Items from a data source
□ □ □ □
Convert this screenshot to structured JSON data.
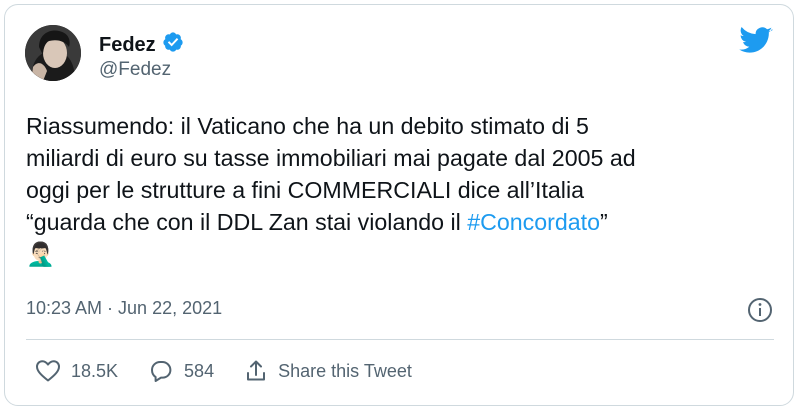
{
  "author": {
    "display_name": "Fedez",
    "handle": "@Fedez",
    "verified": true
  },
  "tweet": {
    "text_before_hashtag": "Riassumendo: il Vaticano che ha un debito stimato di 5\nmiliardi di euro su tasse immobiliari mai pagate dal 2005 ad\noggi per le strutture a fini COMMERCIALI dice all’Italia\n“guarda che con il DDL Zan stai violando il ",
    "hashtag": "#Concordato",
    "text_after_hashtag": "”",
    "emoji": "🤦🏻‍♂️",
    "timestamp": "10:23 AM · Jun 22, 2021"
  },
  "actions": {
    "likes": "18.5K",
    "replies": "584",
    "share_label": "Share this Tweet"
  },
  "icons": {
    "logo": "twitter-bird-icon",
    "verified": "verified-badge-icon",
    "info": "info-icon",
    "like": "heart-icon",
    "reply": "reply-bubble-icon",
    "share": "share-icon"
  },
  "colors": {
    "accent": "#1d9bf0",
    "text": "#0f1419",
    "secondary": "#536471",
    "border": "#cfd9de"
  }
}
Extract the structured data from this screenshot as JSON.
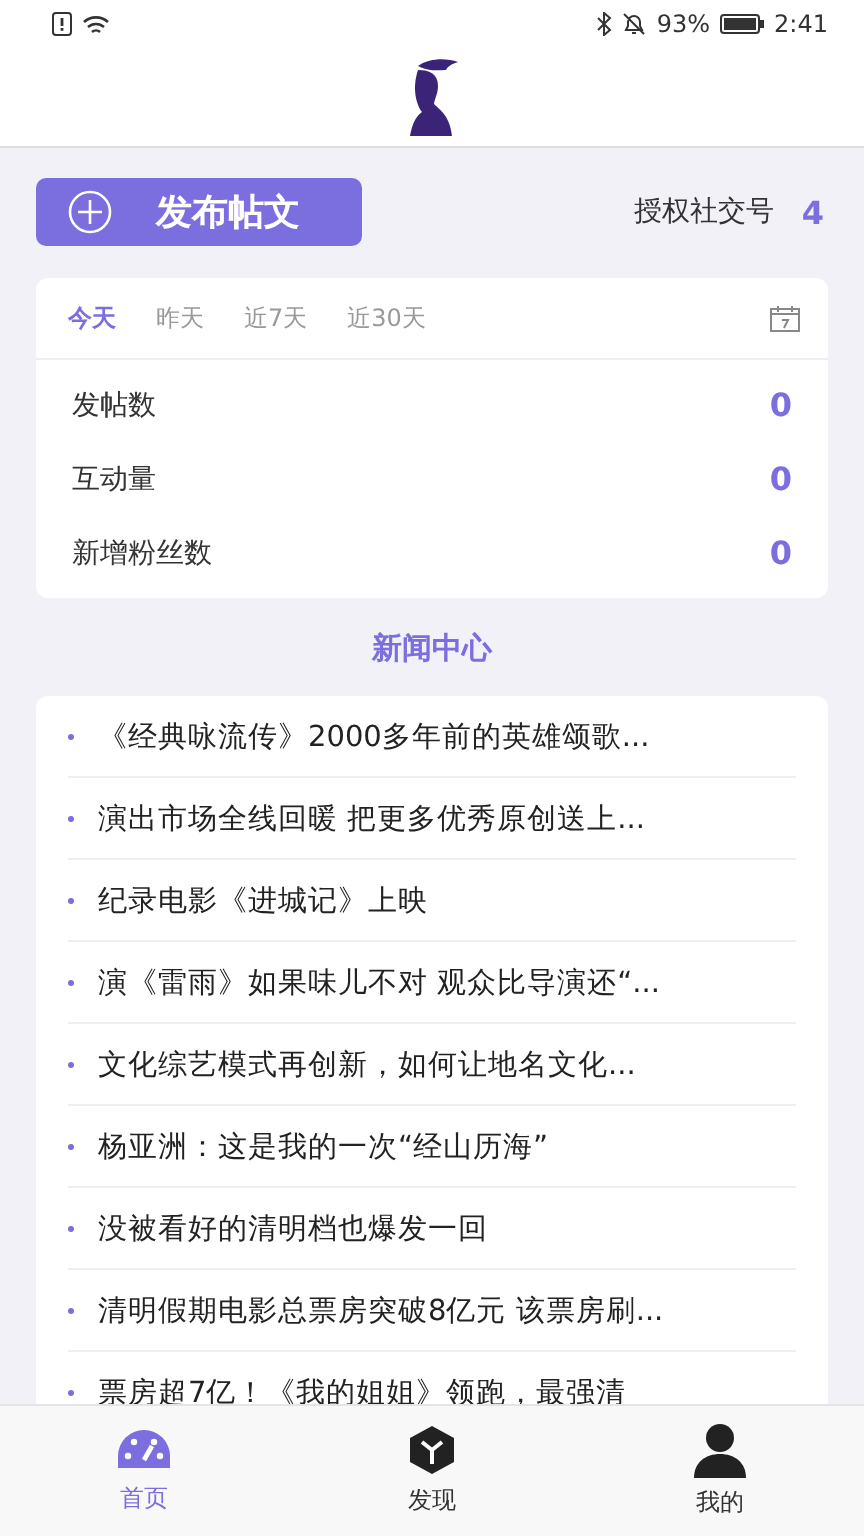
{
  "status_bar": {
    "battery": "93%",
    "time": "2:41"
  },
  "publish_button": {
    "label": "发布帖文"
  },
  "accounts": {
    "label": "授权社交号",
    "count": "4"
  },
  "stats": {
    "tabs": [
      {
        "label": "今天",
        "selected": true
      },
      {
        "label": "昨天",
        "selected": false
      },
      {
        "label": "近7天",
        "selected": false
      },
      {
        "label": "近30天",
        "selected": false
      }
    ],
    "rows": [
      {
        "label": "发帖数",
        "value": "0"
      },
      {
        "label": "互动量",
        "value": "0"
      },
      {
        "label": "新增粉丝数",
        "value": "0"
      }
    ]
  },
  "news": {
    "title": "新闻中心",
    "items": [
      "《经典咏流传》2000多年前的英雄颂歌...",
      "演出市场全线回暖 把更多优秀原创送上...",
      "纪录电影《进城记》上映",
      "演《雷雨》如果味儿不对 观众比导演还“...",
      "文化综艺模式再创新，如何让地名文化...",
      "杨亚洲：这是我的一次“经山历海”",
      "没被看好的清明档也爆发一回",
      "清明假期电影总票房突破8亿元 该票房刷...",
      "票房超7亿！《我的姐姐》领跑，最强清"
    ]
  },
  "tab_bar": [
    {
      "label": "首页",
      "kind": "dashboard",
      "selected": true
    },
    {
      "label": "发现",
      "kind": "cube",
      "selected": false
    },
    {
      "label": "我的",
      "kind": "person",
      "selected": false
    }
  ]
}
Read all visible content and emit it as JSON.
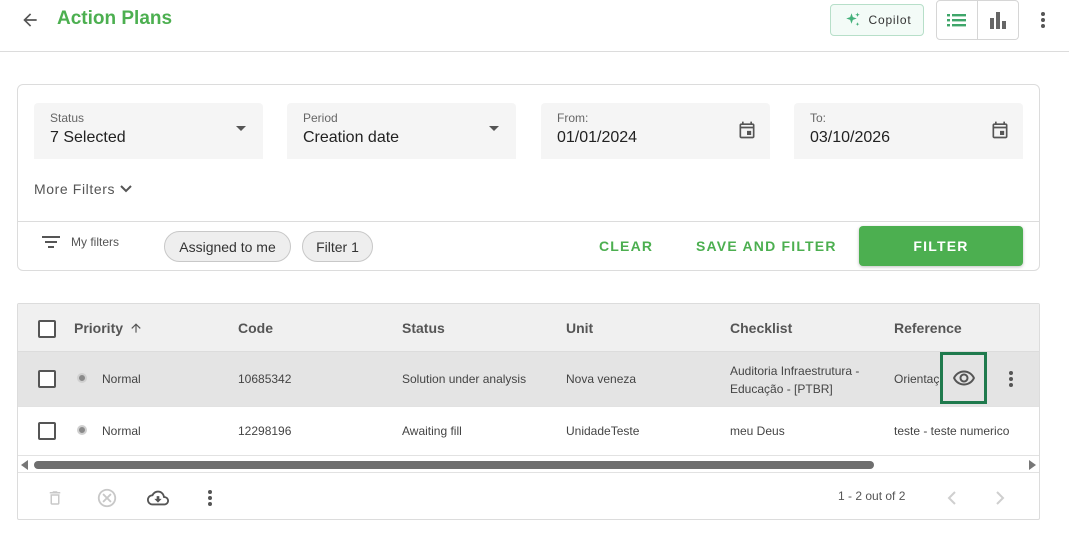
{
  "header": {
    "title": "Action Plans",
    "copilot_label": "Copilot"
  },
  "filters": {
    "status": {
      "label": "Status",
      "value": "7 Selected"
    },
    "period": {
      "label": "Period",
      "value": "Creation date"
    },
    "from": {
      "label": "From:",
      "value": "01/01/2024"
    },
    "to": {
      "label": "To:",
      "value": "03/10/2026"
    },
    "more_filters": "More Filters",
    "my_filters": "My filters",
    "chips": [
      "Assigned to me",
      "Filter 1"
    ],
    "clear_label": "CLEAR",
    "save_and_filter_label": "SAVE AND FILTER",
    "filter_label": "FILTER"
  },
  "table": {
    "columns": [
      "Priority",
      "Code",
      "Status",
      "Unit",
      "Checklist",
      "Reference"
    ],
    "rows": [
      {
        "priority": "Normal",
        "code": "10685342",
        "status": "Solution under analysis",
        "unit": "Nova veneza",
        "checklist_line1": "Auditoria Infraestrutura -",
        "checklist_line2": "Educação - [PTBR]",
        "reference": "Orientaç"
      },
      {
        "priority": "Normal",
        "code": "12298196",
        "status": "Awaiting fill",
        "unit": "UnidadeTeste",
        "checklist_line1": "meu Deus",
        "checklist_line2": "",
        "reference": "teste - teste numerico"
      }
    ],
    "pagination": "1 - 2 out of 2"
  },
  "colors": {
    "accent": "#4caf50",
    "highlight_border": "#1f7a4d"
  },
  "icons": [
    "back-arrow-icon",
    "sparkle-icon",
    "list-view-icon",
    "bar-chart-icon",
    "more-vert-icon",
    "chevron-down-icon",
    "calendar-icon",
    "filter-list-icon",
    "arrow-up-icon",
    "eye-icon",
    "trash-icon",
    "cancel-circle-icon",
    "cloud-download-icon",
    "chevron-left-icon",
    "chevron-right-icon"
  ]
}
□ □ □ □
# Challenge
In the records above, find each line holding "this" and copy it.

# Written reply
Convert this screenshot to structured JSON data.
    "share_label": "Share this Tweet"
Extract the structured data from this screenshot as JSON.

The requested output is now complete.